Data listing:

BEGIN

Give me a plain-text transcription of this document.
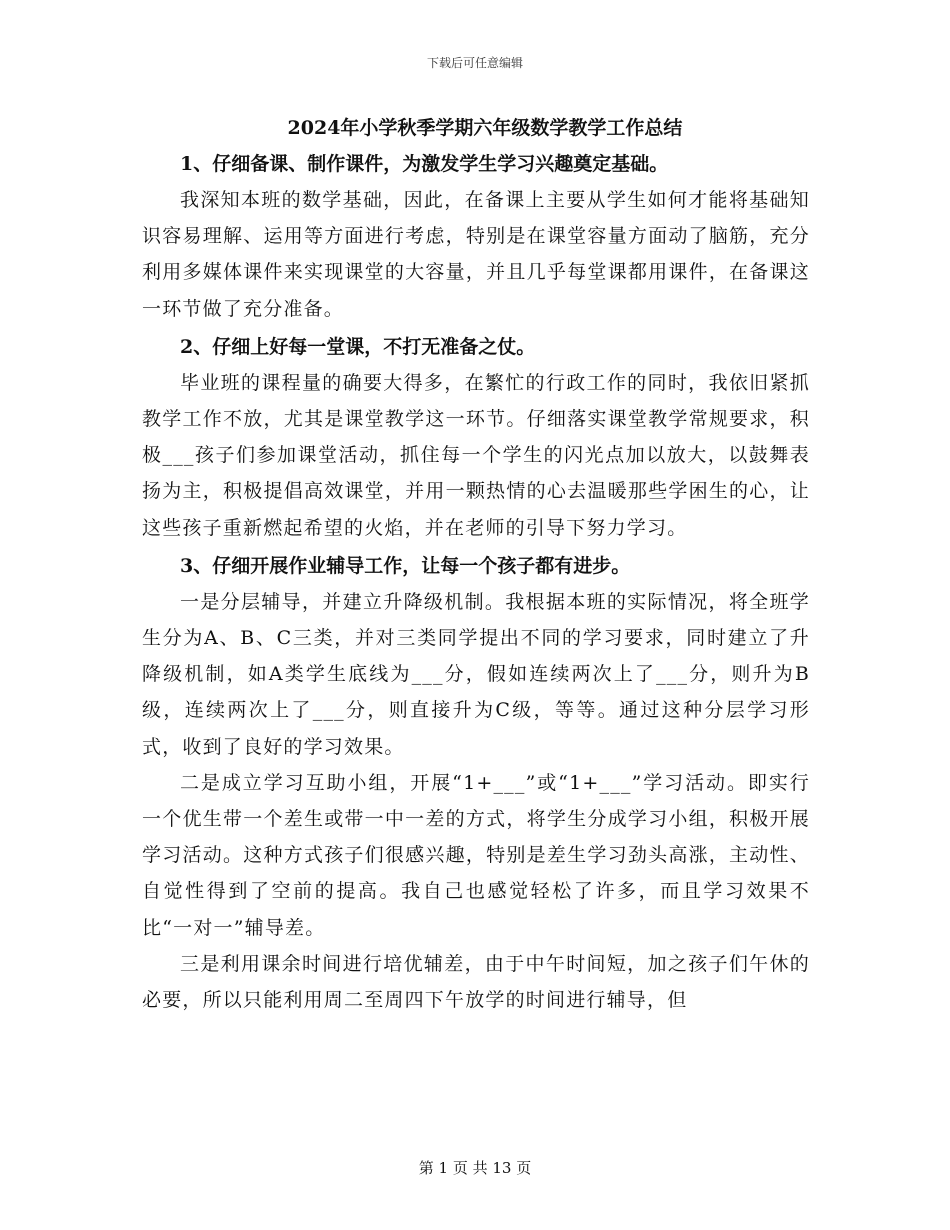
下载后可任意编辑

2024年小学秋季学期六年级数学教学工作总结

1、仔细备课、制作课件，为激发学生学习兴趣奠定基础。

我深知本班的数学基础，因此，在备课上主要从学生如何才能将基础知识容易理解、运用等方面进行考虑，特别是在课堂容量方面动了脑筋，充分利用多媒体课件来实现课堂的大容量，并且几乎每堂课都用课件，在备课这一环节做了充分准备。

2、仔细上好每一堂课，不打无准备之仗。

毕业班的课程量的确要大得多，在繁忙的行政工作的同时，我依旧紧抓教学工作不放，尤其是课堂教学这一环节。仔细落实课堂教学常规要求，积极___孩子们参加课堂活动，抓住每一个学生的闪光点加以放大，以鼓舞表扬为主，积极提倡高效课堂，并用一颗热情的心去温暖那些学困生的心，让这些孩子重新燃起希望的火焰，并在老师的引导下努力学习。

3、仔细开展作业辅导工作，让每一个孩子都有进步。

一是分层辅导，并建立升降级机制。我根据本班的实际情况，将全班学生分为A、B、C三类，并对三类同学提出不同的学习要求，同时建立了升降级机制，如A类学生底线为___分，假如连续两次上了___分，则升为B级，连续两次上了___分，则直接升为C级，等等。通过这种分层学习形式，收到了良好的学习效果。

二是成立学习互助小组，开展“1+___”或“1+___”学习活动。即实行一个优生带一个差生或带一中一差的方式，将学生分成学习小组，积极开展学习活动。这种方式孩子们很感兴趣，特别是差生学习劲头高涨，主动性、自觉性得到了空前的提高。我自己也感觉轻松了许多，而且学习效果不比“一对一”辅导差。

三是利用课余时间进行培优辅差，由于中午时间短，加之孩子们午休的必要，所以只能利用周二至周四下午放学的时间进行辅导，但

第 1 页 共 13 页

END

Set down the records in full and exactly. Do not carry over any image.

Give me a plain-text transcription of this document.
下载后可任意编辑

2024年小学秋季学期六年级数学教学工作总结

1、仔细备课、制作课件，为激发学生学习兴趣奠定基础。

我深知本班的数学基础，因此，在备课上主要从学生如何才能将基础知识容易理解、运用等方面进行考虑，特别是在课堂容量方面动了脑筋，充分利用多媒体课件来实现课堂的大容量，并且几乎每堂课都用课件，在备课这一环节做了充分准备。

2、仔细上好每一堂课，不打无准备之仗。

毕业班的课程量的确要大得多，在繁忙的行政工作的同时，我依旧紧抓教学工作不放，尤其是课堂教学这一环节。仔细落实课堂教学常规要求，积极___孩子们参加课堂活动，抓住每一个学生的闪光点加以放大，以鼓舞表扬为主，积极提倡高效课堂，并用一颗热情的心去温暖那些学困生的心，让这些孩子重新燃起希望的火焰，并在老师的引导下努力学习。

3、仔细开展作业辅导工作，让每一个孩子都有进步。

一是分层辅导，并建立升降级机制。我根据本班的实际情况，将全班学生分为A、B、C三类，并对三类同学提出不同的学习要求，同时建立了升降级机制，如A类学生底线为___分，假如连续两次上了___分，则升为B级，连续两次上了___分，则直接升为C级，等等。通过这种分层学习形式，收到了良好的学习效果。

二是成立学习互助小组，开展“1+___”或“1+___”学习活动。即实行一个优生带一个差生或带一中一差的方式，将学生分成学习小组，积极开展学习活动。这种方式孩子们很感兴趣，特别是差生学习劲头高涨，主动性、自觉性得到了空前的提高。我自己也感觉轻松了许多，而且学习效果不比“一对一”辅导差。

三是利用课余时间进行培优辅差，由于中午时间短，加之孩子们午休的必要，所以只能利用周二至周四下午放学的时间进行辅导，但

第 1 页 共 13 页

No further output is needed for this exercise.